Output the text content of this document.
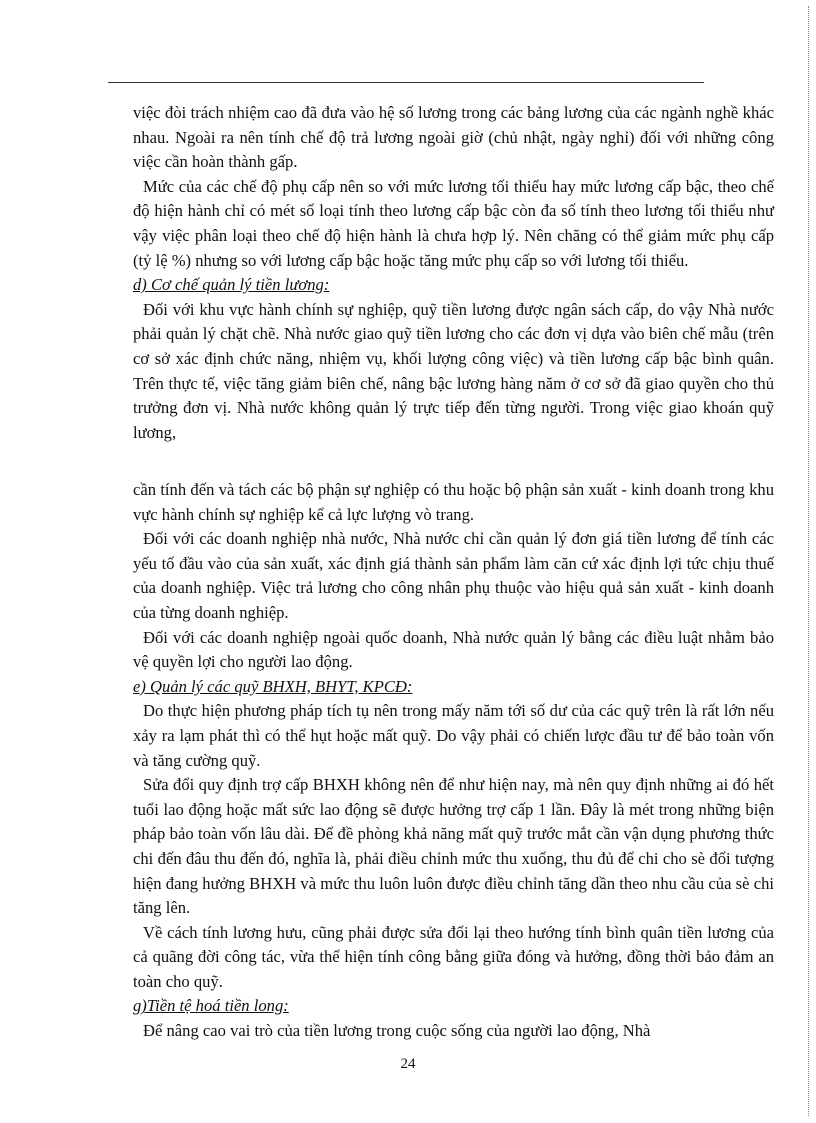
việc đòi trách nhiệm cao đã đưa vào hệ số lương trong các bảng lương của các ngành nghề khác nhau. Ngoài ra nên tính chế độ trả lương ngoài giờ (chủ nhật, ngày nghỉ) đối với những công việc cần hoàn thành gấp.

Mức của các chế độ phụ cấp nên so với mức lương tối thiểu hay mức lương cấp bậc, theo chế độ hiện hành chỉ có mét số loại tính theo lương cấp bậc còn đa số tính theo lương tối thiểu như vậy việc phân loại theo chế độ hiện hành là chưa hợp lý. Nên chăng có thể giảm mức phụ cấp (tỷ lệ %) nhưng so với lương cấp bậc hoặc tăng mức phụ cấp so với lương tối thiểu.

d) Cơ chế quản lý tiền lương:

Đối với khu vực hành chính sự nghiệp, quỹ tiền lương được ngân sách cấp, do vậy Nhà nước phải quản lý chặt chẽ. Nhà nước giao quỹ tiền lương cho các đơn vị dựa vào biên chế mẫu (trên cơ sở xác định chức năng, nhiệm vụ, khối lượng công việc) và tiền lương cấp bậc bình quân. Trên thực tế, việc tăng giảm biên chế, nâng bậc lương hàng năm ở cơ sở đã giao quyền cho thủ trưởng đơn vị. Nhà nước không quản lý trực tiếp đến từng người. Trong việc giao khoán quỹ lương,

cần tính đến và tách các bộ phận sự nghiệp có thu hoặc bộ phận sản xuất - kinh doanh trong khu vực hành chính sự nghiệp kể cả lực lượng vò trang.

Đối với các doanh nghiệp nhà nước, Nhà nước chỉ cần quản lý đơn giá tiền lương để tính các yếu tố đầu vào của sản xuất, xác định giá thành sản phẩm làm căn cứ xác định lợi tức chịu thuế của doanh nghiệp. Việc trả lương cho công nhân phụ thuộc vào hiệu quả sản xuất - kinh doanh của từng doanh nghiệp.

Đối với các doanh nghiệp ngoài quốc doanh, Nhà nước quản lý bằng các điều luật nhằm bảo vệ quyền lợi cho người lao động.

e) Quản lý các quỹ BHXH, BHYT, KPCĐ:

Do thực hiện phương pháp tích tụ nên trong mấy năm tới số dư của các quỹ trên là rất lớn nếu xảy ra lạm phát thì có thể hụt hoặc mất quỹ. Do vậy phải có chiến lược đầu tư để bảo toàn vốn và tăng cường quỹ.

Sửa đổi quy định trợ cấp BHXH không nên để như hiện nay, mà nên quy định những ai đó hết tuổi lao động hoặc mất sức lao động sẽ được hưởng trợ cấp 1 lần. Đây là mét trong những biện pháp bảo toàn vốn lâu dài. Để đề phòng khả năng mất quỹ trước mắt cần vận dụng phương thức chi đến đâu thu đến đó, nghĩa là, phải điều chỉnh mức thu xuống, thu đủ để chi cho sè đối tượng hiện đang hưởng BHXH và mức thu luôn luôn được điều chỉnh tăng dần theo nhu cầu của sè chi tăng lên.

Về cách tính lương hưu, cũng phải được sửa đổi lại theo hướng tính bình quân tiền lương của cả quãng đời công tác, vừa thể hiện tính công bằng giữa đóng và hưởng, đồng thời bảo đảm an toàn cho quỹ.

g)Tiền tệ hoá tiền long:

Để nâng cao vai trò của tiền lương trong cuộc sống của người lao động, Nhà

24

==

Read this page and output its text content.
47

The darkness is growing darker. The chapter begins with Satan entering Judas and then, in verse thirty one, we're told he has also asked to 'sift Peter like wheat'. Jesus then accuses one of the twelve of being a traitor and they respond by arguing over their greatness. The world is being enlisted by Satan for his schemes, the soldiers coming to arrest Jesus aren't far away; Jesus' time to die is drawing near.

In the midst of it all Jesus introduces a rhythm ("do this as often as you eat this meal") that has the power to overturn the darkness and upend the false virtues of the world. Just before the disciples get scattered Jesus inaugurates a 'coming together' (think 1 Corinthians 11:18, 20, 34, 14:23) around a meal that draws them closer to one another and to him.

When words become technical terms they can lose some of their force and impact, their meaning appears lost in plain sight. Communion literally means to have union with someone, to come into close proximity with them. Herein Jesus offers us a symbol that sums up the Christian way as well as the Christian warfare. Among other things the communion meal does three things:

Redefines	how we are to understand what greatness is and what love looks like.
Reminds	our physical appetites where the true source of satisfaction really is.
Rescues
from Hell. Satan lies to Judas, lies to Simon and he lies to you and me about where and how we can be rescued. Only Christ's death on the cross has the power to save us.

What is being asked: Only the number is wanted: how many lines of the data contain the word "content"?

Output of the exercise: 2